▸ **SET TASK**
Where does the string "Metric" appear in the records? Copy every line that contains it.

/---

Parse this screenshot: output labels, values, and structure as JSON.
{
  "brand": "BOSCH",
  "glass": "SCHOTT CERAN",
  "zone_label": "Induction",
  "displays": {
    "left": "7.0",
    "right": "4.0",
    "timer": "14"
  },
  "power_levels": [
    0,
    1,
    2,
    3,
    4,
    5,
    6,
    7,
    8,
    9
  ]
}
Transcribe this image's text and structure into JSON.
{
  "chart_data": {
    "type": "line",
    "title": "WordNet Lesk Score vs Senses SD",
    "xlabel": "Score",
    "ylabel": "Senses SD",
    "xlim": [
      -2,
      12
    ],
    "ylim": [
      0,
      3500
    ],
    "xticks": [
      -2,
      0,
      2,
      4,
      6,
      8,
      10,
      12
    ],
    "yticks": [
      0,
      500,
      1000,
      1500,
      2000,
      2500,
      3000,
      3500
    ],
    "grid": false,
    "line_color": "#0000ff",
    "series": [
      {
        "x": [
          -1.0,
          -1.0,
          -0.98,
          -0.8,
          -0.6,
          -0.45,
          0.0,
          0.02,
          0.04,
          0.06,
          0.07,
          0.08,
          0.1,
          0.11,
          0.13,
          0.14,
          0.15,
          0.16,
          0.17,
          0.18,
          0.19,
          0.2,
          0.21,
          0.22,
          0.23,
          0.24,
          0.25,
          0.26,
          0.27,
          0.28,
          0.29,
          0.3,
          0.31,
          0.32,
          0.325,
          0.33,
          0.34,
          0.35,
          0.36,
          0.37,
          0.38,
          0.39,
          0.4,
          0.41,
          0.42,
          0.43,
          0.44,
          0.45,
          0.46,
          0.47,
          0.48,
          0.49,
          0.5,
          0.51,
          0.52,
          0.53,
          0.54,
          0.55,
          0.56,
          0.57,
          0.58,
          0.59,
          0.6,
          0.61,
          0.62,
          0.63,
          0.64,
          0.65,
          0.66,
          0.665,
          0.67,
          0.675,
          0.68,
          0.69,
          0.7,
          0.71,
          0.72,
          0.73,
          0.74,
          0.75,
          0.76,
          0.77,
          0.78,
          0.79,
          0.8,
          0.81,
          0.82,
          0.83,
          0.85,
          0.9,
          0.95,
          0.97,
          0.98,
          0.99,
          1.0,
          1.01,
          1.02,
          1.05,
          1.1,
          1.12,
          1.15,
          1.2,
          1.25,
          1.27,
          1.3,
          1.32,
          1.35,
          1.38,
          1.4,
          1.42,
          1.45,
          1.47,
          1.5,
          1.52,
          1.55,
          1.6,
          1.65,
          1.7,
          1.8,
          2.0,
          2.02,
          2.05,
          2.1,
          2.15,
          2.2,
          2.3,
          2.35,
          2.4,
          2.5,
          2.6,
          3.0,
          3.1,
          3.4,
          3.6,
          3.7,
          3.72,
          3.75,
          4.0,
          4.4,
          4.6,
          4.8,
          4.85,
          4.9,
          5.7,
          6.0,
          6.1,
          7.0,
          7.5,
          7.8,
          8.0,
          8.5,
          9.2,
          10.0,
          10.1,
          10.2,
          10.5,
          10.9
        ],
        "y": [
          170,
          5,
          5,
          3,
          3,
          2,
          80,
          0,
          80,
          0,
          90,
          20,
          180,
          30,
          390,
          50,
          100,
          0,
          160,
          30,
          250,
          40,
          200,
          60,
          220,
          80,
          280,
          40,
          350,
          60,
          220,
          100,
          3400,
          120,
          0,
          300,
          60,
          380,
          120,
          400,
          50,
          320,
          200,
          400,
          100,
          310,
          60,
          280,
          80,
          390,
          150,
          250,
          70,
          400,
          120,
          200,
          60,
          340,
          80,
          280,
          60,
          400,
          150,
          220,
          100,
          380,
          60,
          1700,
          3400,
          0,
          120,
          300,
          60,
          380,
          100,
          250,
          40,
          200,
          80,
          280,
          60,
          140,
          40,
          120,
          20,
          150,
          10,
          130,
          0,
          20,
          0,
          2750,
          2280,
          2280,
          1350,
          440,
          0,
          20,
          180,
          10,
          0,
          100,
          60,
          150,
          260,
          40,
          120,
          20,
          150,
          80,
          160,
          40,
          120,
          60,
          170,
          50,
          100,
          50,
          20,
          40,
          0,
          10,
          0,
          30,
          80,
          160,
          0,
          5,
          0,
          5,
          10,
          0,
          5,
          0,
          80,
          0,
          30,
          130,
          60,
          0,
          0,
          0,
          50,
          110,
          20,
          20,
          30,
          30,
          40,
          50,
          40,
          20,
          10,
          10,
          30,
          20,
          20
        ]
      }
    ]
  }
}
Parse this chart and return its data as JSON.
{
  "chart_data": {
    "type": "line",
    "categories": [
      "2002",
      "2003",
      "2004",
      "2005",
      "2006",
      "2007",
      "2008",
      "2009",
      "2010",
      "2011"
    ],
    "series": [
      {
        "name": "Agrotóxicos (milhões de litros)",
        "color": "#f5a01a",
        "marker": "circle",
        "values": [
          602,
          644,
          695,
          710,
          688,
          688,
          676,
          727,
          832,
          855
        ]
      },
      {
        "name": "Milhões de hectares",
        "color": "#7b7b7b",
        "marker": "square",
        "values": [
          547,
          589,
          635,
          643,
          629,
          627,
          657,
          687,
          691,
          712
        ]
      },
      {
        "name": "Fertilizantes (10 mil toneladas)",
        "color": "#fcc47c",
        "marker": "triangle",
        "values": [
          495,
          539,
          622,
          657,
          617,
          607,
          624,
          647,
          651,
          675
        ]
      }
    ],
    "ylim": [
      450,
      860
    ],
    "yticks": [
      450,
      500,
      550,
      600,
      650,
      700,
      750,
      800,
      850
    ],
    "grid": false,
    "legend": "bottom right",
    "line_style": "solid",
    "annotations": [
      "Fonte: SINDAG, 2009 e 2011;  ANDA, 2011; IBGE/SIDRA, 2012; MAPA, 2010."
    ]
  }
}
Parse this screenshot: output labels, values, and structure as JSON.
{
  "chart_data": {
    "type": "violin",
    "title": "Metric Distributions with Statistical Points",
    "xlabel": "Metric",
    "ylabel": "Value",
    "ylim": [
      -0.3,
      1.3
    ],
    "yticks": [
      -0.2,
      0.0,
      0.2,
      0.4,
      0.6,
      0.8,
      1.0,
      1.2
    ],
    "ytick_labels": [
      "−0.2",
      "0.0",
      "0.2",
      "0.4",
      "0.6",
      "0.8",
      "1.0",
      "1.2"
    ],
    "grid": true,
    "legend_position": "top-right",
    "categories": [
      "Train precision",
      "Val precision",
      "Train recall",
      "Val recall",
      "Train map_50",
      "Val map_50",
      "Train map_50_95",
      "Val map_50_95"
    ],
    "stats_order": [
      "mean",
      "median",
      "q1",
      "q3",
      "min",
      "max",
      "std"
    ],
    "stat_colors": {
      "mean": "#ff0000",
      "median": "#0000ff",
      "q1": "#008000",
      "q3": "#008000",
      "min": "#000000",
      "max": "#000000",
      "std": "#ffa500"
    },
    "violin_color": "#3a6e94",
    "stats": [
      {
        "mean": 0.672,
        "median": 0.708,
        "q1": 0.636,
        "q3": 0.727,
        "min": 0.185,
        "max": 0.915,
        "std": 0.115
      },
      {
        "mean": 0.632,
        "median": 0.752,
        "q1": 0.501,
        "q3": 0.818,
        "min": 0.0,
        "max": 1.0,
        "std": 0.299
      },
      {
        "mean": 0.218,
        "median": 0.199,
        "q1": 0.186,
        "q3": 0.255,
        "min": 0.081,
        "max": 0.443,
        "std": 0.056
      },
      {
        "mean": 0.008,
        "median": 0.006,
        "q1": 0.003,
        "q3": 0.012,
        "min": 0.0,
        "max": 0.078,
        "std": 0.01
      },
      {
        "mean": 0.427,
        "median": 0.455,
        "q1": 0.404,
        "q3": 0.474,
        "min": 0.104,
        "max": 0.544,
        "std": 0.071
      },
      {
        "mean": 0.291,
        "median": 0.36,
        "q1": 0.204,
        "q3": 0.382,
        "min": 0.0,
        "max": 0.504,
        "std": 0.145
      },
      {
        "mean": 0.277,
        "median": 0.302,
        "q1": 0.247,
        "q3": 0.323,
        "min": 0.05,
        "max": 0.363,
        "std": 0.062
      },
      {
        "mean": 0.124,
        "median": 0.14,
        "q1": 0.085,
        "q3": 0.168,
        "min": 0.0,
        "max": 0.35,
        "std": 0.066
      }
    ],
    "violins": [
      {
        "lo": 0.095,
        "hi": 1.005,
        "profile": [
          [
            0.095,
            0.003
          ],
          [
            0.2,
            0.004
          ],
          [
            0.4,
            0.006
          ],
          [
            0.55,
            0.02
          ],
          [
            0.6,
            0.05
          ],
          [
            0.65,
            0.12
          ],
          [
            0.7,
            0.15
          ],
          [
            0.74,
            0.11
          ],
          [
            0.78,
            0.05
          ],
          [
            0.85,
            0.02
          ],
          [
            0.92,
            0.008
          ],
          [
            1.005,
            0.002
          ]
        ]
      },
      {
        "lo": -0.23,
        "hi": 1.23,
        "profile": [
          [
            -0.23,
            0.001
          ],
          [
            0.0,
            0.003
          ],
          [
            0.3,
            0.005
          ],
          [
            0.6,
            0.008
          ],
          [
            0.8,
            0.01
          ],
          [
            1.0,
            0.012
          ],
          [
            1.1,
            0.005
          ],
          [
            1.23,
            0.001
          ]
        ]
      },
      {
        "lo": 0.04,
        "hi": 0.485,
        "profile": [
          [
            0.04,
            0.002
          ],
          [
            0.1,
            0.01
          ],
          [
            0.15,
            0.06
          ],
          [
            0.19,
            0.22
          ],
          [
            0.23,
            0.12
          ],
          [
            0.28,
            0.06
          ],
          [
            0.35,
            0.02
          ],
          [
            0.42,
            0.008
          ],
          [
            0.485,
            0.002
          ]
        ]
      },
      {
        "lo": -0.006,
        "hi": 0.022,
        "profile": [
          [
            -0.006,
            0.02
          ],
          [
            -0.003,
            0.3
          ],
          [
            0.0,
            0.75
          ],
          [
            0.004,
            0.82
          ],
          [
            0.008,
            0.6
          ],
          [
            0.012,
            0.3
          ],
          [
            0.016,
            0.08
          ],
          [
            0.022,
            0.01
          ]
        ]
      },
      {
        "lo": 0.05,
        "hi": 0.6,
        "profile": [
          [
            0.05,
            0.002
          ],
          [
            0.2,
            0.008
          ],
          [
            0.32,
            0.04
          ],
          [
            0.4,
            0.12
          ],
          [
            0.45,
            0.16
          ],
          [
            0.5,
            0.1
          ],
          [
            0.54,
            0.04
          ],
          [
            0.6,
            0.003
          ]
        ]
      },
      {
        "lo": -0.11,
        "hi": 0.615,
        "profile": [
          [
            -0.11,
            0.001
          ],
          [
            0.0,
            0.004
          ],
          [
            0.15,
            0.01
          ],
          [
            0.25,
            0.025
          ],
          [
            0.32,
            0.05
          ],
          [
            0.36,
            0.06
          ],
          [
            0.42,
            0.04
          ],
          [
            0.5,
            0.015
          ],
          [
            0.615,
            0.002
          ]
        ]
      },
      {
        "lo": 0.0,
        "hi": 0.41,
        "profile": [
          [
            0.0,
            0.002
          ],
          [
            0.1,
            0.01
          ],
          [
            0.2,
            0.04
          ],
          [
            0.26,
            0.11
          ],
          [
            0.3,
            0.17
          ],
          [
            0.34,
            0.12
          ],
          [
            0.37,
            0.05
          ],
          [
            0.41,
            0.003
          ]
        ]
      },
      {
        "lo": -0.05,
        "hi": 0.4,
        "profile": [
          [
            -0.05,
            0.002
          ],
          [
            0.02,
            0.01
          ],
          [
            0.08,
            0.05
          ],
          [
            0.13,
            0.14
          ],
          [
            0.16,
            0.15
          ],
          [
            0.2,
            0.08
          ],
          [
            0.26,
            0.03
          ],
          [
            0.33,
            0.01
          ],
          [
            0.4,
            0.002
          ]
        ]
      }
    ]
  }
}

\---

▸ **SOLUTION BELOW**
    "title": "Metric Distributions with Statistical Points",
    "xlabel": "Metric",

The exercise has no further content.